_Given request_. Put the listing below into a numbered list with one line per number, skipping blank lines and leaving out the pictures.

_Entries supplied_.
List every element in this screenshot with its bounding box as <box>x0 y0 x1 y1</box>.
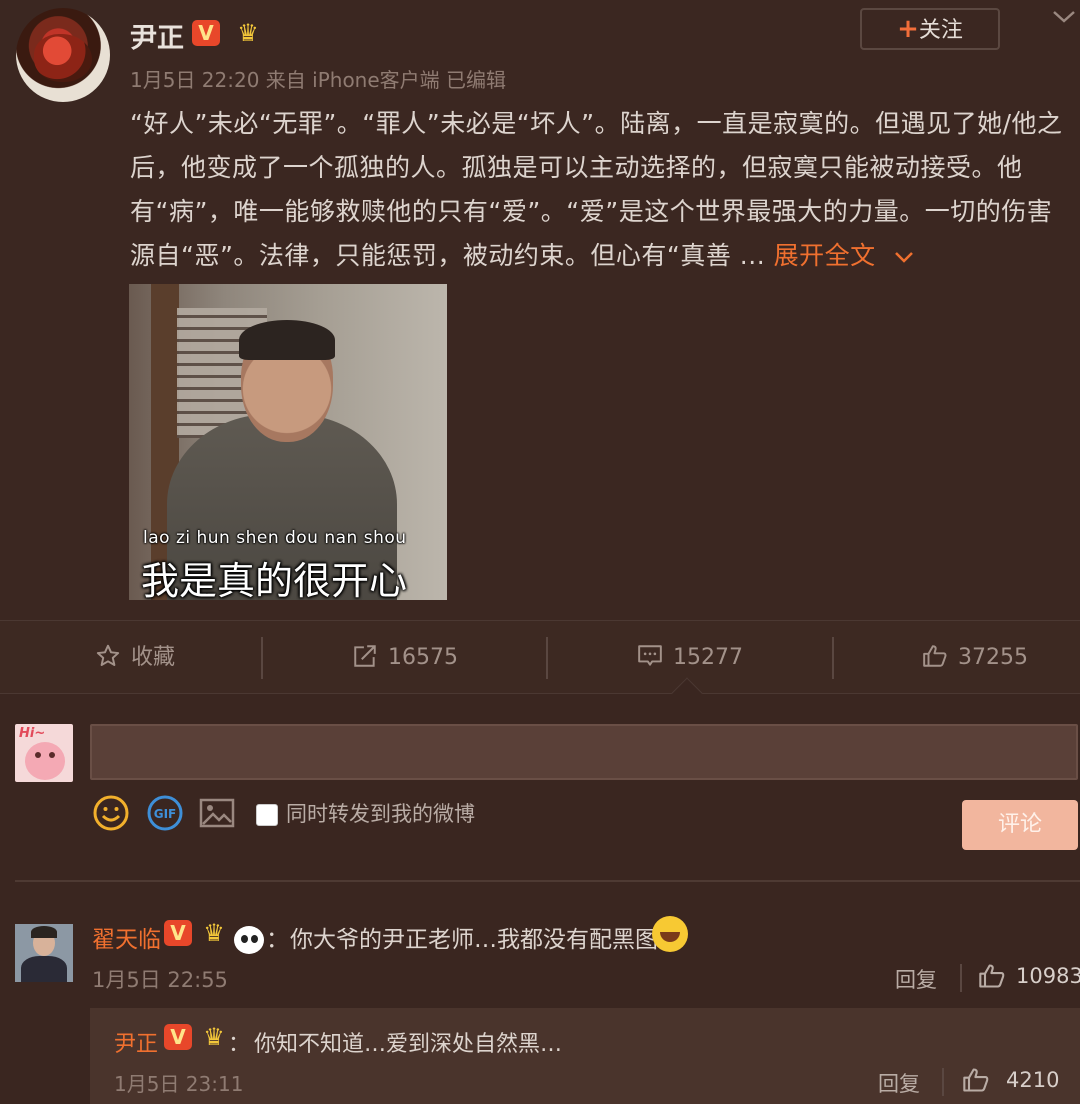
repost-count: 16575 <box>388 645 458 670</box>
comment-like-count: 10983 <box>1016 964 1080 988</box>
avatar-eye <box>49 752 55 758</box>
expand-full-text-link[interactable]: 展开全文 <box>774 241 876 270</box>
comment-colon: ： <box>266 927 289 953</box>
vip-crown-icon: ♛ <box>203 1023 225 1051</box>
comment-like-button[interactable] <box>978 962 1006 994</box>
action-divider <box>942 1068 944 1096</box>
favorite-label: 收藏 <box>130 645 175 670</box>
sub-comment-colon: ： <box>228 1032 251 1057</box>
sub-reply-button[interactable]: 回复 <box>878 1068 920 1098</box>
repost-icon <box>354 645 376 667</box>
image-subtitle-chinese: 我是真的很开心 <box>141 559 408 600</box>
post-body-text: “好人”未必“无罪”。“罪人”未必是“坏人”。陆离，一直是寂寞的。但遇见了她/他… <box>130 109 1063 270</box>
sub-comment-like-button[interactable] <box>962 1066 990 1098</box>
gif-icon[interactable]: GIF <box>146 794 186 834</box>
commenter-avatar[interactable] <box>15 924 73 982</box>
current-user-avatar[interactable]: Hi~ <box>15 724 73 782</box>
comment-text: 你大爷的尹正老师…我都没有配黑图 <box>290 927 658 953</box>
comment-compose: Hi~ GIF 同时转发到我的微博 评论 <box>0 694 1080 884</box>
laugh-cry-emoji-icon <box>652 916 688 952</box>
section-divider <box>15 880 1080 882</box>
comment-input[interactable] <box>90 724 1078 780</box>
sub-comment-timestamp: 1月5日 23:11 <box>114 1072 244 1096</box>
emoji-icon[interactable] <box>92 794 132 834</box>
plus-icon: + <box>897 14 919 44</box>
post-username[interactable]: 尹正 <box>130 16 184 55</box>
sub-comment-text: 你知不知道…爱到深处自然黑… <box>254 1032 563 1057</box>
post-action-bar: 收藏 16575 15277 37255 <box>0 620 1080 694</box>
thumbs-up-icon <box>923 645 947 667</box>
sub-commenter-username[interactable]: 尹正 <box>114 1026 158 1058</box>
verified-v-icon: V <box>164 920 192 946</box>
favorite-button[interactable]: 收藏 <box>0 621 270 695</box>
repost-to-weibo-label[interactable]: 同时转发到我的微博 <box>286 798 475 828</box>
sub-comment-item: 尹正 V ♛ ： 你知不知道…爱到深处自然黑… 1月5日 23:11 回复 42… <box>90 1008 1080 1104</box>
post-body: “好人”未必“无罪”。“罪人”未必是“坏人”。陆离，一直是寂寞的。但遇见了她/他… <box>130 102 1065 278</box>
verified-v-icon: V <box>164 1024 192 1050</box>
thumbs-up-icon <box>979 964 1005 988</box>
user-avatar[interactable] <box>16 8 110 102</box>
post-meta: 1月5日 22:20 来自 iPhone客户端 已编辑 <box>130 68 507 92</box>
like-count: 37255 <box>958 645 1028 670</box>
like-button[interactable]: 37255 <box>840 621 1080 695</box>
commenter-username[interactable]: 翟天临 <box>92 920 161 954</box>
image-upload-icon[interactable] <box>198 794 238 834</box>
comment-timestamp: 1月5日 22:55 <box>92 968 228 992</box>
follow-button[interactable]: +关注 <box>860 8 1000 50</box>
chevron-down-icon[interactable] <box>1052 6 1076 31</box>
comment-item: 翟天临 V ♛ ： 你大爷的尹正老师…我都没有配黑图 1月5日 22:55 回复… <box>0 890 1080 1010</box>
post-image[interactable]: lao zi hun shen dou nan shou 我是真的很开心 <box>129 284 447 600</box>
action-divider <box>960 964 962 992</box>
repost-to-weibo-checkbox[interactable] <box>256 804 278 826</box>
avatar-blob <box>25 742 65 780</box>
submit-comment-button[interactable]: 评论 <box>962 800 1078 850</box>
comment-count: 15277 <box>673 645 743 670</box>
sub-comment-like-count: 4210 <box>1006 1068 1060 1092</box>
avatar-suit <box>21 956 67 982</box>
panda-icon <box>234 926 264 954</box>
action-divider <box>546 637 548 679</box>
thumbs-up-icon <box>963 1068 989 1092</box>
action-divider <box>261 637 263 679</box>
avatar-hair <box>31 926 57 938</box>
star-icon <box>96 644 120 666</box>
vip-crown-icon: ♛ <box>237 19 259 47</box>
weibo-post: 尹正 V ♛ 1月5日 22:20 来自 iPhone客户端 已编辑 +关注 “… <box>0 0 1080 620</box>
image-subtitle-pinyin: lao zi hun shen dou nan shou <box>143 528 407 548</box>
action-divider <box>832 637 834 679</box>
reply-button[interactable]: 回复 <box>895 964 937 994</box>
avatar-hi-text: Hi~ <box>19 726 46 741</box>
verified-v-icon: V <box>192 20 220 46</box>
follow-label: 关注 <box>918 18 963 43</box>
vip-crown-icon: ♛ <box>203 919 225 947</box>
avatar-eye <box>35 752 41 758</box>
image-figure-hair <box>239 320 335 360</box>
svg-text:GIF: GIF <box>154 807 177 821</box>
comment-icon <box>638 645 662 666</box>
repost-button[interactable]: 16575 <box>270 621 540 695</box>
expand-chevron-icon[interactable] <box>894 241 914 270</box>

_Result_.
1. List every element in this screenshot with its bounding box as <box>x0 y0 x1 y1</box>.
2. repost-count: 16575 <box>388 645 458 670</box>
3. comment-like-count: 10983 <box>1016 964 1080 988</box>
4. avatar-eye <box>49 752 55 758</box>
5. expand-full-text-link[interactable]: 展开全文 <box>774 241 876 270</box>
6. comment-colon: ： <box>266 927 289 953</box>
7. vip-crown-icon: ♛ <box>203 1023 225 1051</box>
8. comment-like-button[interactable] <box>978 962 1006 994</box>
9. action-divider <box>942 1068 944 1096</box>
10. favorite-label: 收藏 <box>130 645 175 670</box>
11. sub-comment-colon: ： <box>228 1032 251 1057</box>
12. sub-reply-button[interactable]: 回复 <box>878 1068 920 1098</box>
13. repost-icon <box>354 645 376 667</box>
14. image-subtitle-chinese: 我是真的很开心 <box>141 559 408 600</box>
15. post-body-text: “好人”未必“无罪”。“罪人”未必是“坏人”。陆离，一直是寂寞的。但遇见了她/他… <box>130 109 1063 270</box>
16. sub-comment-like-button[interactable] <box>962 1066 990 1098</box>
17. gif-icon[interactable]: GIF <box>146 794 186 834</box>
18. commenter-avatar[interactable] <box>15 924 73 982</box>
19. current-user-avatar[interactable]: Hi~ <box>15 724 73 782</box>
20. comment-text: 你大爷的尹正老师…我都没有配黑图 <box>290 927 658 953</box>
21. comment-compose: Hi~ GIF 同时转发到我的微博 评论 <box>0 694 1080 884</box>
22. laugh-cry-emoji-icon <box>652 916 688 952</box>
23. section-divider <box>15 880 1080 882</box>
24. comment-input[interactable] <box>90 724 1078 780</box>
25. sub-comment-timestamp: 1月5日 23:11 <box>114 1072 244 1096</box>
26. emoji-icon[interactable] <box>92 794 132 834</box>
27. plus-icon: + <box>897 14 919 44</box>
28. post-username[interactable]: 尹正 <box>130 16 184 55</box>
29. sub-comment-text: 你知不知道…爱到深处自然黑… <box>254 1032 563 1057</box>
30. post-action-bar: 收藏 16575 15277 37255 <box>0 620 1080 694</box>
31. thumbs-up-icon <box>923 645 947 667</box>
32. sub-commenter-username[interactable]: 尹正 <box>114 1026 158 1058</box>
33. verified-v-icon: V <box>164 920 192 946</box>
34. favorite-button[interactable]: 收藏 <box>0 621 270 695</box>
35. repost-to-weibo-label[interactable]: 同时转发到我的微博 <box>286 798 475 828</box>
36. sub-comment-item: 尹正 V ♛ ： 你知不知道…爱到深处自然黑… 1月5日 23:11 回复 42… <box>90 1008 1080 1104</box>
37. post-body: “好人”未必“无罪”。“罪人”未必是“坏人”。陆离，一直是寂寞的。但遇见了她/他… <box>130 102 1065 278</box>
38. verified-v-icon: V <box>164 1024 192 1050</box>
39. thumbs-up-icon <box>979 964 1005 988</box>
40. user-avatar[interactable] <box>16 8 110 102</box>
41. post-meta: 1月5日 22:20 来自 iPhone客户端 已编辑 <box>130 68 507 92</box>
42. like-count: 37255 <box>958 645 1028 670</box>
43. like-button[interactable]: 37255 <box>840 621 1080 695</box>
44. commenter-username[interactable]: 翟天临 <box>92 920 161 954</box>
45. image-upload-icon[interactable] <box>198 794 238 834</box>
46. comment-timestamp: 1月5日 22:55 <box>92 968 228 992</box>
47. follow-button[interactable]: +关注 <box>860 8 1000 50</box>
48. chevron-down-icon[interactable] <box>1052 6 1076 31</box>
49. comment-item: 翟天临 V ♛ ： 你大爷的尹正老师…我都没有配黑图 1月5日 22:55 回复… <box>0 890 1080 1010</box>
50. post-image[interactable]: lao zi hun shen dou nan shou 我是真的很开心 <box>129 284 447 600</box>
51. action-divider <box>960 964 962 992</box>
52. repost-to-weibo-checkbox[interactable] <box>256 804 278 826</box>
53. avatar-blob <box>25 742 65 780</box>
54. submit-comment-button[interactable]: 评论 <box>962 800 1078 850</box>
55. comment-count: 15277 <box>673 645 743 670</box>
56. sub-comment-like-count: 4210 <box>1006 1068 1060 1092</box>
57. avatar-suit <box>21 956 67 982</box>
58. panda-icon <box>234 926 264 954</box>
59. action-divider <box>546 637 548 679</box>
60. thumbs-up-icon <box>963 1068 989 1092</box>
61. action-divider <box>261 637 263 679</box>
62. avatar-hair <box>31 926 57 938</box>
63. star-icon <box>96 644 120 666</box>
64. vip-crown-icon: ♛ <box>237 19 259 47</box>
65. weibo-post: 尹正 V ♛ 1月5日 22:20 来自 iPhone客户端 已编辑 +关注 “… <box>0 0 1080 620</box>
66. image-subtitle-pinyin: lao zi hun shen dou nan shou <box>143 528 407 548</box>
67. action-divider <box>832 637 834 679</box>
68. reply-button[interactable]: 回复 <box>895 964 937 994</box>
69. avatar-hi-text: Hi~ <box>19 726 46 741</box>
70. verified-v-icon: V <box>192 20 220 46</box>
71. follow-label: 关注 <box>918 18 963 43</box>
72. vip-crown-icon: ♛ <box>203 919 225 947</box>
73. avatar-eye <box>35 752 41 758</box>
74. image-figure-hair <box>239 320 335 360</box>
75. svg-text:GIF: GIF <box>154 807 177 821</box>
76. comment-icon <box>638 645 662 666</box>
77. repost-button[interactable]: 16575 <box>270 621 540 695</box>
78. expand-chevron-icon[interactable] <box>894 241 914 270</box>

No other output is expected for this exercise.